(Raw records)

------------------------------------------------------------------------

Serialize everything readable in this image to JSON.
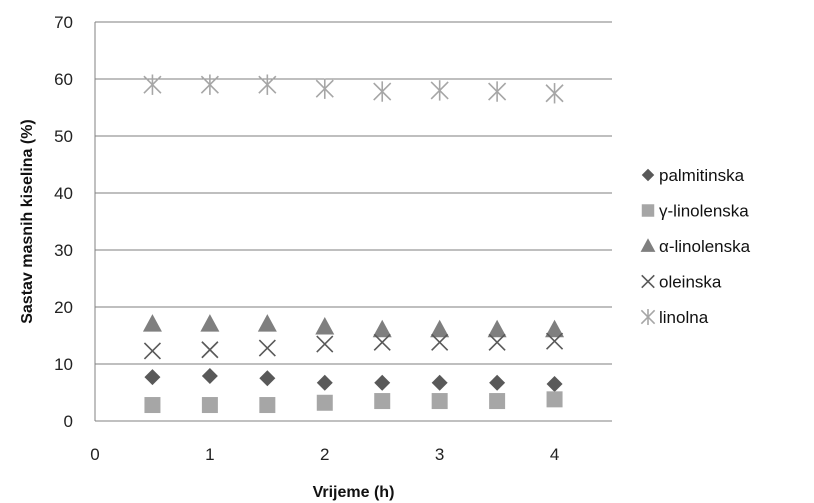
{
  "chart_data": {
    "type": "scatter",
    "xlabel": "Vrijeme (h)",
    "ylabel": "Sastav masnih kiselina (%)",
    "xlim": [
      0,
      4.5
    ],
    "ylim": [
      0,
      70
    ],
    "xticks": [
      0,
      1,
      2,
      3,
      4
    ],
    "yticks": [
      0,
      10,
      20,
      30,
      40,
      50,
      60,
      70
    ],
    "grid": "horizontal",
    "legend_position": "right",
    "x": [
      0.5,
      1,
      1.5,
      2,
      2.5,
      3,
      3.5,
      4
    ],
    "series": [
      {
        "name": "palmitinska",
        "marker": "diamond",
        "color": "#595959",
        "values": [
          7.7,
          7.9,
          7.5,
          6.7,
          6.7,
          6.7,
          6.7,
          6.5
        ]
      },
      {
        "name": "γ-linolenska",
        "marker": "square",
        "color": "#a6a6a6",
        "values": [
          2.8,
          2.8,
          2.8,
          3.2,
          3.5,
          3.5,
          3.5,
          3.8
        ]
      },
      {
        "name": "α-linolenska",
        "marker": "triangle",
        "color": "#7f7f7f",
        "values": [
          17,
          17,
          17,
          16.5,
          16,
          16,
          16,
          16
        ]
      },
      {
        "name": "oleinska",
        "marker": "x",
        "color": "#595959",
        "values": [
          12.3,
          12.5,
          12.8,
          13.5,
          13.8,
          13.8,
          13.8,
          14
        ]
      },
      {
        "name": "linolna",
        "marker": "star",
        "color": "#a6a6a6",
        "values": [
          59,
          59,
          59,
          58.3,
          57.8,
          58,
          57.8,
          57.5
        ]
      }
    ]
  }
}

------------------------------------------------------------------------

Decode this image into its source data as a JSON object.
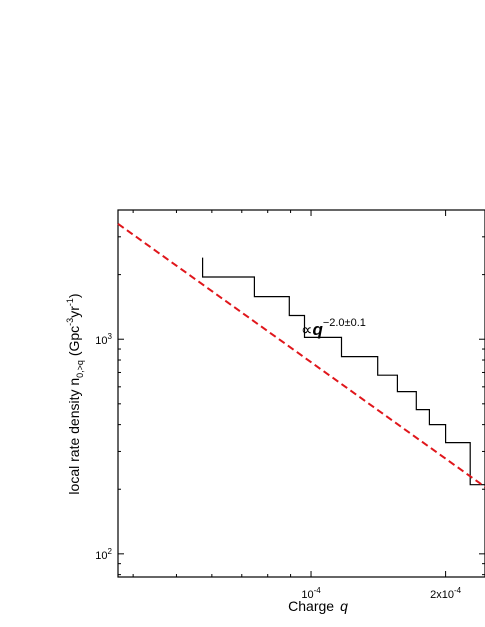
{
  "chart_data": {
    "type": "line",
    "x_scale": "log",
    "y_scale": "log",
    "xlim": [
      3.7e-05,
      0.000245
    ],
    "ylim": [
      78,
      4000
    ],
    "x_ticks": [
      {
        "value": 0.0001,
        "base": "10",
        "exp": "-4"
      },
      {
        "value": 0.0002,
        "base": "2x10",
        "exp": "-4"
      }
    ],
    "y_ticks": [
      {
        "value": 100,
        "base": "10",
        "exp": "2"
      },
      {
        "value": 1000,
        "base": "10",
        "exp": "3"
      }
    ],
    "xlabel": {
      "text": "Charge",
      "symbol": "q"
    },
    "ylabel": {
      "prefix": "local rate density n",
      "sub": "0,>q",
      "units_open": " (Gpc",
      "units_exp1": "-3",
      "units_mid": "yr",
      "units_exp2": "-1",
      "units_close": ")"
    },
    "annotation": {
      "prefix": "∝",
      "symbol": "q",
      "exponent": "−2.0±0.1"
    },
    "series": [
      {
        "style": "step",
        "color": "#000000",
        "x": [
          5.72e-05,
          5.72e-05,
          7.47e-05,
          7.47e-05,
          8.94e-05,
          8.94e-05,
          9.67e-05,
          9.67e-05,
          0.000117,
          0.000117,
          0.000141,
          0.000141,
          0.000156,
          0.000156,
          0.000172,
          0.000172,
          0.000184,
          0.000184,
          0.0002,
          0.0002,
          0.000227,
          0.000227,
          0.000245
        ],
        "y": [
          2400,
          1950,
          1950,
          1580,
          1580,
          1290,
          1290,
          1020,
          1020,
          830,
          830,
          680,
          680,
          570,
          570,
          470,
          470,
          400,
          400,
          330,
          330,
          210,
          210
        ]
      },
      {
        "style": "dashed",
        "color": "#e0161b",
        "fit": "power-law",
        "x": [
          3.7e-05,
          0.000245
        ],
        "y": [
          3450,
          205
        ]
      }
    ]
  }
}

------------------------------------------------------------------------

▶ **Written request**
Find the number of lines in which the word "image" occurs, and write nothing but that number.

▶ **Answer below**
2